[Your goal] Please report every line from the material that contains the word "apparecchio".

[Dataset rows]
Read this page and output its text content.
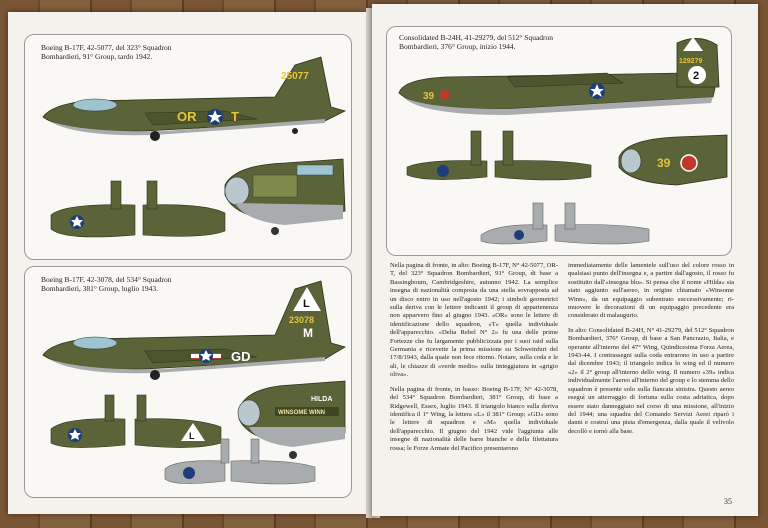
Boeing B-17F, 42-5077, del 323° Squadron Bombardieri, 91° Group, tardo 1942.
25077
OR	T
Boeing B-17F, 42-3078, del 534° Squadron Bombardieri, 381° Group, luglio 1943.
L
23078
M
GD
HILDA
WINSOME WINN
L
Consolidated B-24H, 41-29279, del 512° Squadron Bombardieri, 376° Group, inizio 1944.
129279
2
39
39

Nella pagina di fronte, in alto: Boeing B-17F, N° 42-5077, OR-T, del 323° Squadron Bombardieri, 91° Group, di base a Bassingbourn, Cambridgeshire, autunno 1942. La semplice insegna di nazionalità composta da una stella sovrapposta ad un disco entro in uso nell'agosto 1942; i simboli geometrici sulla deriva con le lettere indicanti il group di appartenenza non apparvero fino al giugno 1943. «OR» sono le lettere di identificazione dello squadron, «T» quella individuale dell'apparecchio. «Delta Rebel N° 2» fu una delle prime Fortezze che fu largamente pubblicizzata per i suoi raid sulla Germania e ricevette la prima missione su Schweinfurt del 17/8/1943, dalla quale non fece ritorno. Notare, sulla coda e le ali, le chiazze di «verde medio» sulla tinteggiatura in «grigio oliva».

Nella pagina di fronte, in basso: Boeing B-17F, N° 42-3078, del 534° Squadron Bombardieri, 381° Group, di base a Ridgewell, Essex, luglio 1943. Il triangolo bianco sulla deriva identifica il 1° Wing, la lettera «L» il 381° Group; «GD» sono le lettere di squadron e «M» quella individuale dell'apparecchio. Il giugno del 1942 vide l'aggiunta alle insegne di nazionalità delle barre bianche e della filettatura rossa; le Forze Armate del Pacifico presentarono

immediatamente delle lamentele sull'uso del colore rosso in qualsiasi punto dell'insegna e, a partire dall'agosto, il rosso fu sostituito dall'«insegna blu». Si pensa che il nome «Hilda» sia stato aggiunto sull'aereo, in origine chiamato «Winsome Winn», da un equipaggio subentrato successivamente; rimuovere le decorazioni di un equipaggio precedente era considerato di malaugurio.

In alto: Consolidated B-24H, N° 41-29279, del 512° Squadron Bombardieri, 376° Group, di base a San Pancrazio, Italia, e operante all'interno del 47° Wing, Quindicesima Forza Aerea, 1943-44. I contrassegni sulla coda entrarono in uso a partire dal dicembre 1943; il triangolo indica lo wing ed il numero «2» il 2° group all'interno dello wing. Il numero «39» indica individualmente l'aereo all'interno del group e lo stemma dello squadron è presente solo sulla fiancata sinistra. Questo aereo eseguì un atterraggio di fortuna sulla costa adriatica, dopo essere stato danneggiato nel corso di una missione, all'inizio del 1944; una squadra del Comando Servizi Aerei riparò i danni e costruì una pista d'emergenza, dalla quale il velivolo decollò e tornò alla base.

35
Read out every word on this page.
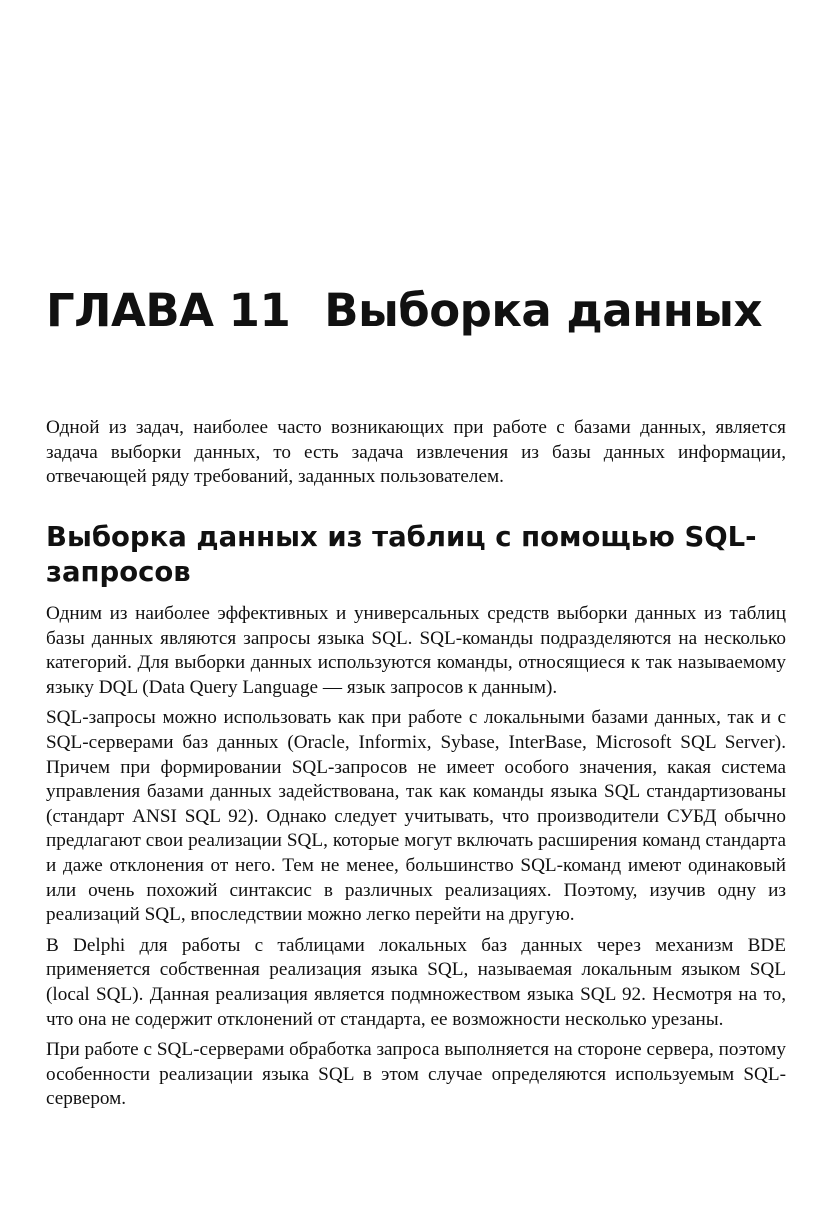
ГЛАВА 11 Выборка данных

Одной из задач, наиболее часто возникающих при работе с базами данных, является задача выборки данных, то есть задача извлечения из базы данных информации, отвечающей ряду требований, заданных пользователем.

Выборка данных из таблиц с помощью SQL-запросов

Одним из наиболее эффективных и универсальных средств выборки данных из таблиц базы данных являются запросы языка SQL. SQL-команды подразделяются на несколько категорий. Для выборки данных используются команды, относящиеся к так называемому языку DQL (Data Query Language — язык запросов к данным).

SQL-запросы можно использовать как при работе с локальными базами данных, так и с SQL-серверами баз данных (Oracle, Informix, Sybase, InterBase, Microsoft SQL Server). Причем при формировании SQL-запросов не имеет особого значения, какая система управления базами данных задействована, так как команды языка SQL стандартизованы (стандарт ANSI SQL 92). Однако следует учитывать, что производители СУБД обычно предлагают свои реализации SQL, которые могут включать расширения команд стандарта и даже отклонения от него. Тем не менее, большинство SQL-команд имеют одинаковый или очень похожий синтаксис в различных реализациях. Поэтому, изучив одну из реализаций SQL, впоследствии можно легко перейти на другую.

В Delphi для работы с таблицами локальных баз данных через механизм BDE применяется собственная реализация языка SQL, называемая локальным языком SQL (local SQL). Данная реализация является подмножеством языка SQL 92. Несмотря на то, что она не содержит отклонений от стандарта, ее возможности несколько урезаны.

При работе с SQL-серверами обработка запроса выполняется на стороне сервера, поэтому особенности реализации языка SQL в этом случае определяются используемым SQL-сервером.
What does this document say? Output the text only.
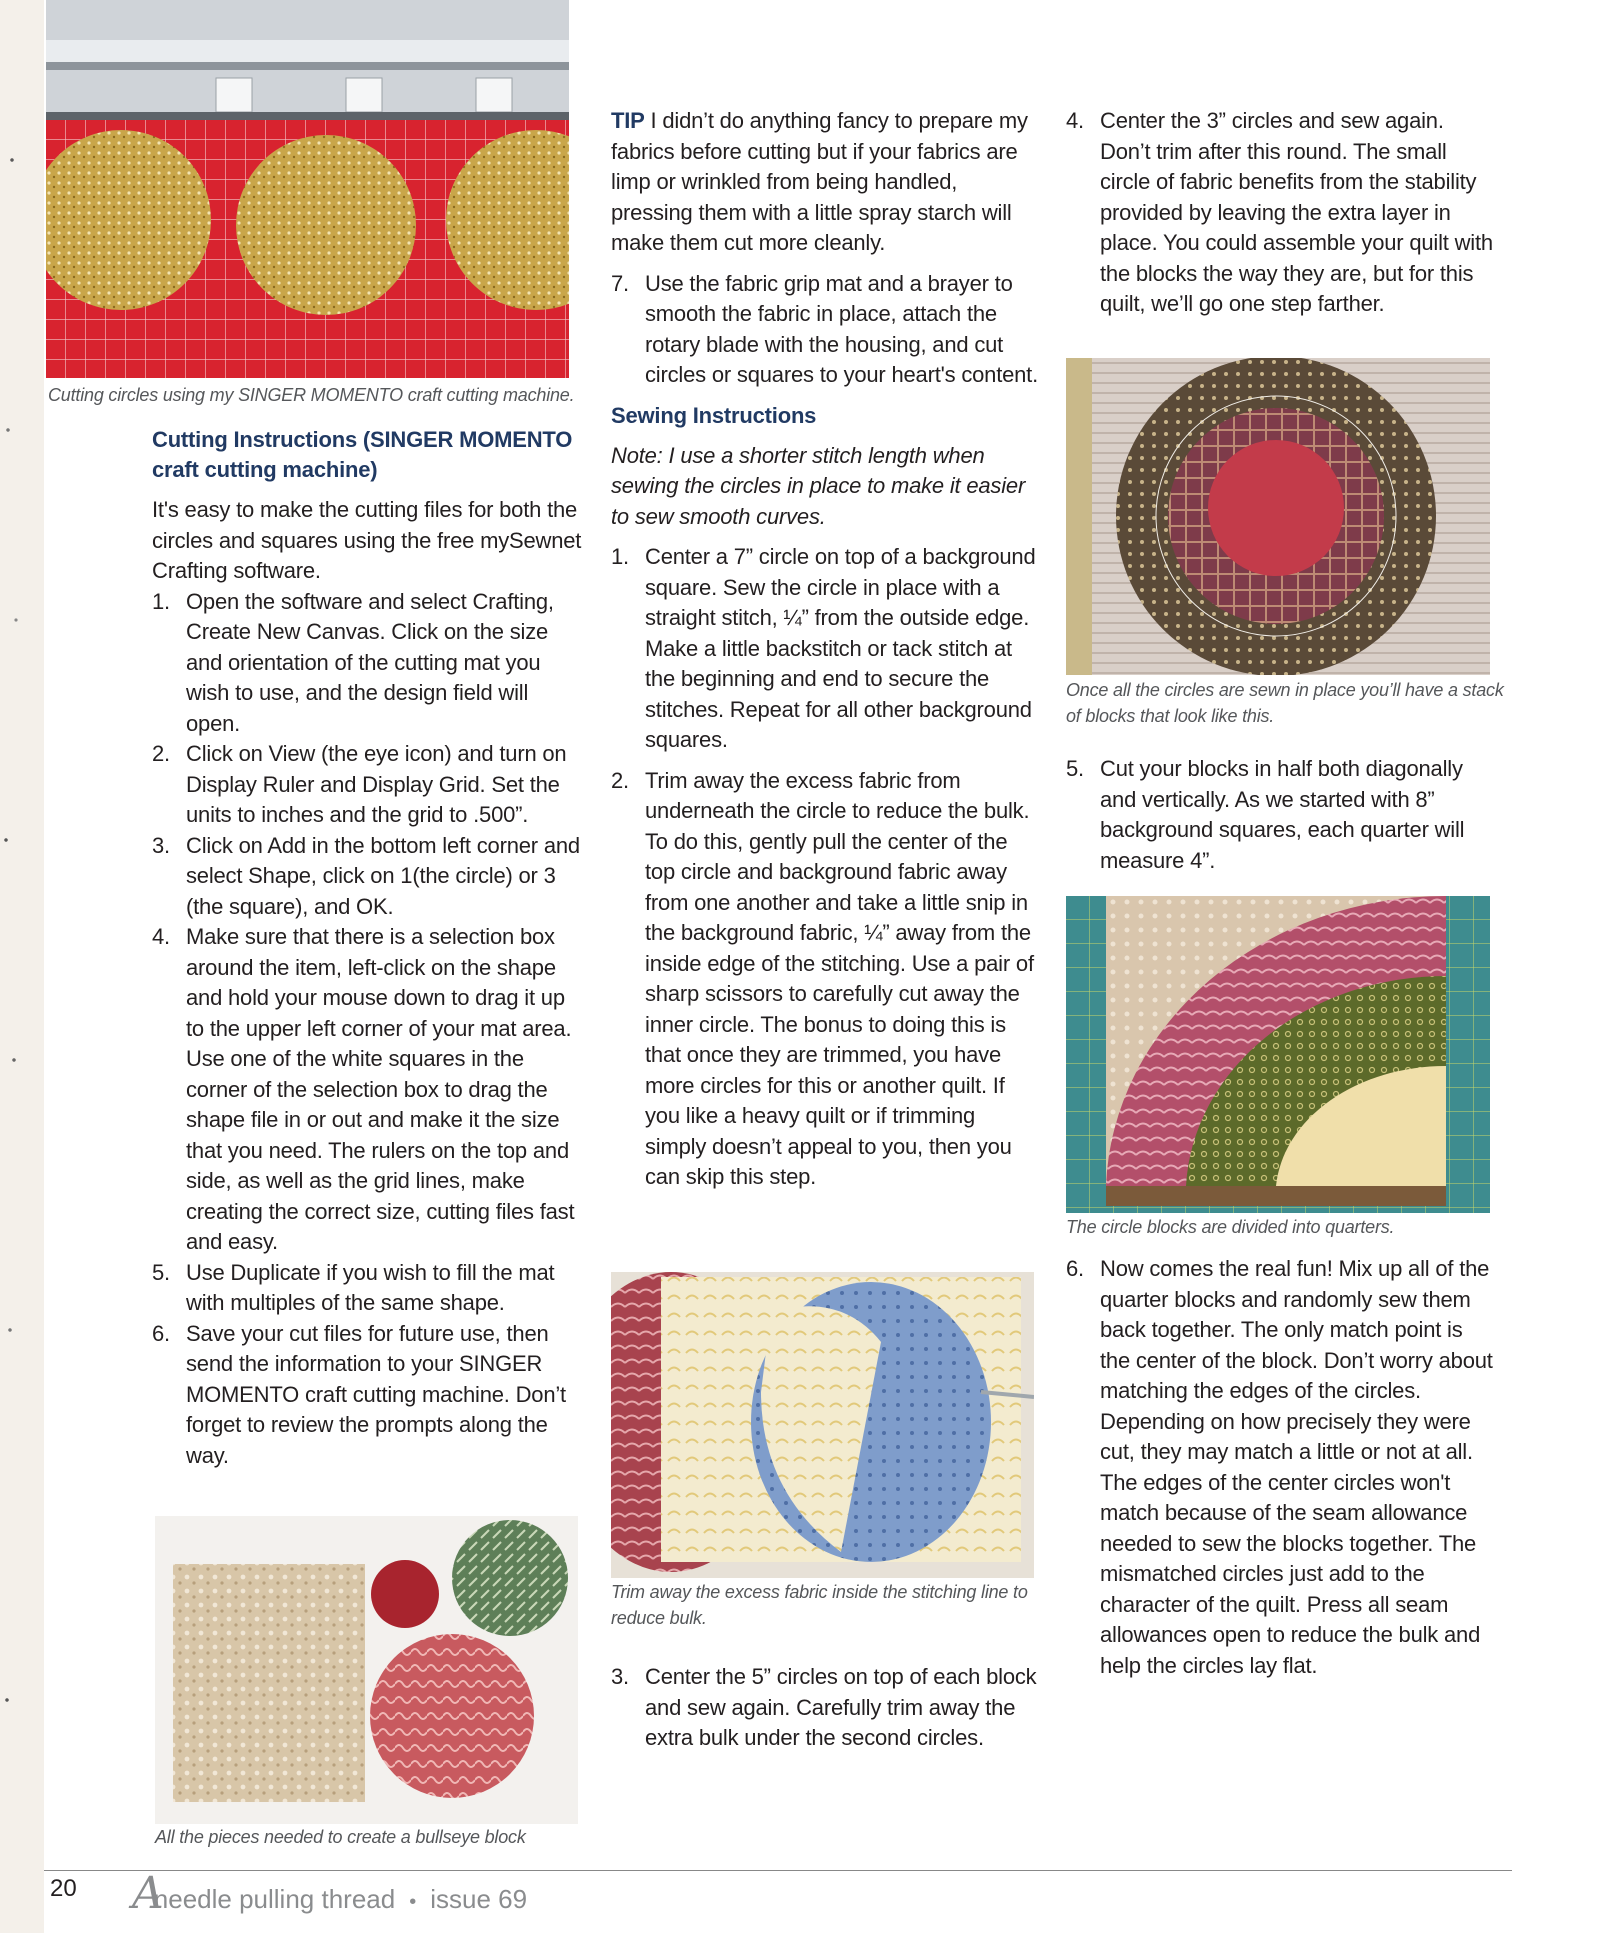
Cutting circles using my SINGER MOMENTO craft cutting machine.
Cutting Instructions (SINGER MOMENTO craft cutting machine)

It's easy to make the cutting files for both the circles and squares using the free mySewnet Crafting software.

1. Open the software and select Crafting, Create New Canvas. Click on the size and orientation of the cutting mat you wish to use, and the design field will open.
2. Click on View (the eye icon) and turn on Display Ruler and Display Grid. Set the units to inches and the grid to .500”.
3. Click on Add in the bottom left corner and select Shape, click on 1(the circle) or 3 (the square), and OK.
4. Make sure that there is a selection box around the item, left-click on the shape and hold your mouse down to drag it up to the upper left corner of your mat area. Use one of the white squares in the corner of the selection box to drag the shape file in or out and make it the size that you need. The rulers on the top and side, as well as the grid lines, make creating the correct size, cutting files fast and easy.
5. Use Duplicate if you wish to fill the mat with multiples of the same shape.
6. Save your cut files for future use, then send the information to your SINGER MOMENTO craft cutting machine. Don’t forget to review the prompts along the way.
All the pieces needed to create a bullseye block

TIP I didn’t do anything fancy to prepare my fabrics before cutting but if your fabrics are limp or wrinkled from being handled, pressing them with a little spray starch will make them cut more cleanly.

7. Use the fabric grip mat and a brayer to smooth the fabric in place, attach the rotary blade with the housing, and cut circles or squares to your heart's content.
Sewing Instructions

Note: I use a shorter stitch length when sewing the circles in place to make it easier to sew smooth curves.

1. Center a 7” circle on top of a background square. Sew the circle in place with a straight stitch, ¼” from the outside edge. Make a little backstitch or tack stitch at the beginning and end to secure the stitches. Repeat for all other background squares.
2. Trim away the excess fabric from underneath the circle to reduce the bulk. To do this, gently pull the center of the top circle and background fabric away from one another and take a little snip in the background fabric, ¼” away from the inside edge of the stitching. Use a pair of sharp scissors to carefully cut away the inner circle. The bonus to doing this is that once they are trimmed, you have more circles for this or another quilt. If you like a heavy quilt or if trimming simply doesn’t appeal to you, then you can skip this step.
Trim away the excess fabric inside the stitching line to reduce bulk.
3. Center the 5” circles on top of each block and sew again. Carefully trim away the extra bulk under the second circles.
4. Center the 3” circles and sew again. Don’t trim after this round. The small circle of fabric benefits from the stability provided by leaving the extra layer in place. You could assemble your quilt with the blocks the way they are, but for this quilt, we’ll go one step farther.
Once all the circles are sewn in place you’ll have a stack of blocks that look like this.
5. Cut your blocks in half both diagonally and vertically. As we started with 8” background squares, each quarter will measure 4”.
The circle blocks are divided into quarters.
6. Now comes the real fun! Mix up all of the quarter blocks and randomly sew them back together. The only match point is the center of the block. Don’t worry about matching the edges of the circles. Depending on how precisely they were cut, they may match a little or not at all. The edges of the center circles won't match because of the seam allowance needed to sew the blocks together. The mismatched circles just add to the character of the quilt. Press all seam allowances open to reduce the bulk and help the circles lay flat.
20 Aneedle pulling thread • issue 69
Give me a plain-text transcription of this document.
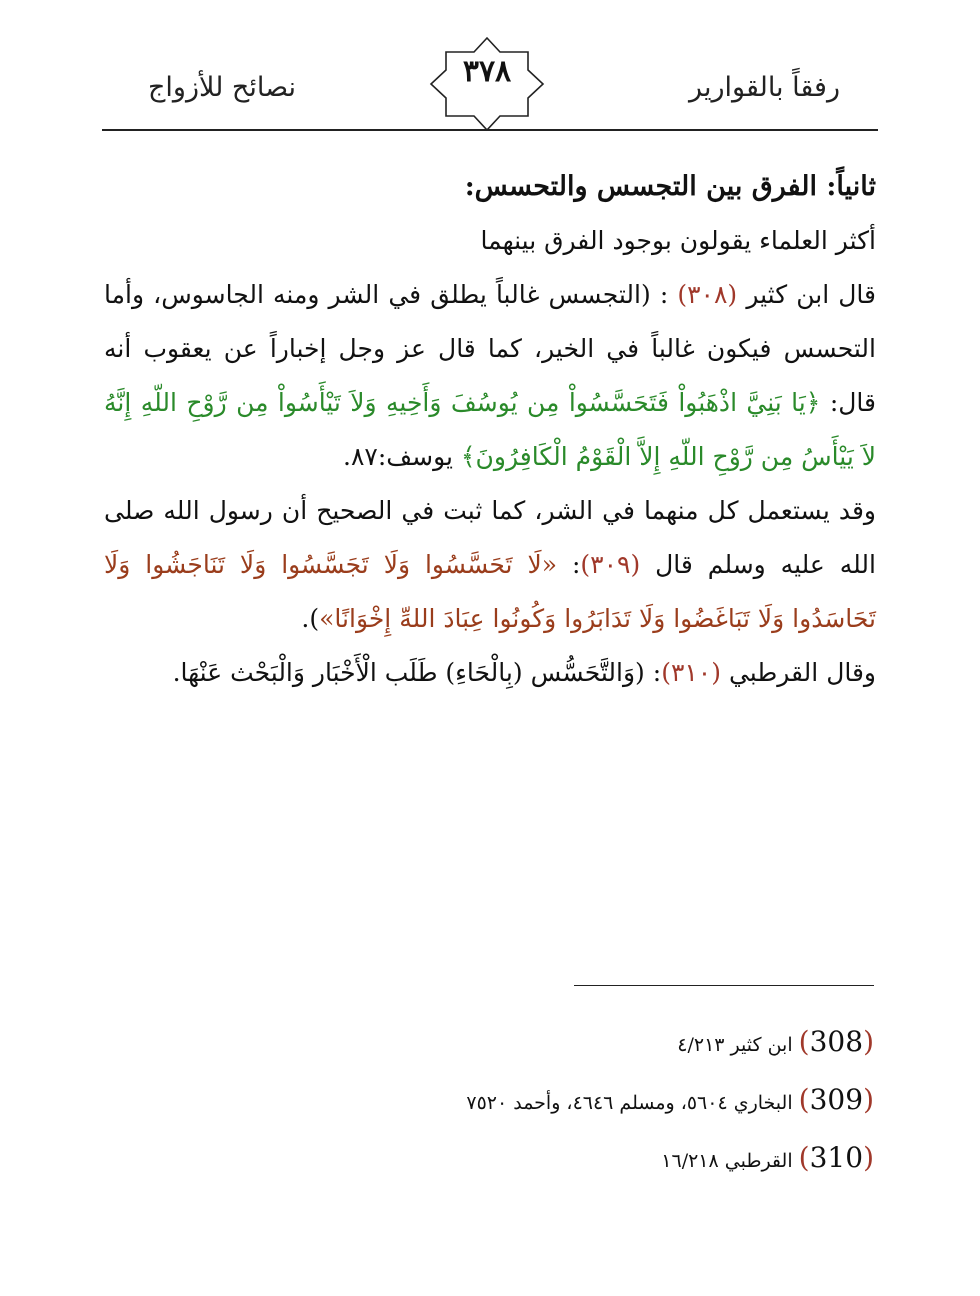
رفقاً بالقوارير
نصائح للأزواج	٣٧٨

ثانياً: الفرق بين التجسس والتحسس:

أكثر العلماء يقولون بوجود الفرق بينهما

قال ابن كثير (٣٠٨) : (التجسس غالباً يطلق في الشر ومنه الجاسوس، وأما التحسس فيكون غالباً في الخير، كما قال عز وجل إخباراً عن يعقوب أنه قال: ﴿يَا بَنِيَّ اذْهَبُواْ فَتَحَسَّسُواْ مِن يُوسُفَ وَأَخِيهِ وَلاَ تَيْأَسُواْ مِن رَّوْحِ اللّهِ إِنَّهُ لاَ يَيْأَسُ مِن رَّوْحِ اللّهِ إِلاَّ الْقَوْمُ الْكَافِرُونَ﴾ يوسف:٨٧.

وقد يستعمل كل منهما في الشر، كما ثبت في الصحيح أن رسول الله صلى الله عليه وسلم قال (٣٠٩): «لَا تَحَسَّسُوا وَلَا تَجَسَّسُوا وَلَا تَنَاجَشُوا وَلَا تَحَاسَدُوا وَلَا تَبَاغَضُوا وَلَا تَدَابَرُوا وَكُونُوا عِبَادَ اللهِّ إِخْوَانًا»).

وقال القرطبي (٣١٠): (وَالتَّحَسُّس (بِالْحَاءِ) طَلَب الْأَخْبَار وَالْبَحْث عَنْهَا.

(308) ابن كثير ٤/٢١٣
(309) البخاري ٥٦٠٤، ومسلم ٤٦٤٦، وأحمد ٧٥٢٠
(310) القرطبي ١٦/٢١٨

[Answer in full]
Nella pagina di fronte, in alto: Boeing B-17F, N° 42-5077, OR-T, del 323° Squadron Bombardieri, 91° Group, di base a Bassingbourn, Cambridgeshire, autunno 1942. La semplice insegna di nazionalità composta da una stella sovrapposta ad un disco entro in uso nell'agosto 1942; i simboli geometrici sulla deriva con le lettere indicanti il group di appartenenza non apparvero fino al giugno 1943. «OR» sono le lettere di identificazione dello squadron, «T» quella individuale dell'apparecchio. «Delta Rebel N° 2» fu una delle prime Fortezze che fu largamente pubblicizzata per i suoi raid sulla Germania e ricevette la prima missione su Schweinfurt del 17/8/1943, dalla quale non fece ritorno. Notare, sulla coda e le ali, le chiazze di «verde medio» sulla tinteggiatura in «grigio oliva».
Nella pagina di fronte, in basso: Boeing B-17F, N° 42-3078, del 534° Squadron Bombardieri, 381° Group, di base a Ridgewell, Essex, luglio 1943. Il triangolo bianco sulla deriva identifica il 1° Wing, la lettera «L» il 381° Group; «GD» sono le lettere di squadron e «M» quella individuale dell'apparecchio. Il giugno del 1942 vide l'aggiunta alle insegne di nazionalità delle barre bianche e della filettatura rossa; le Forze Armate del Pacifico presentarono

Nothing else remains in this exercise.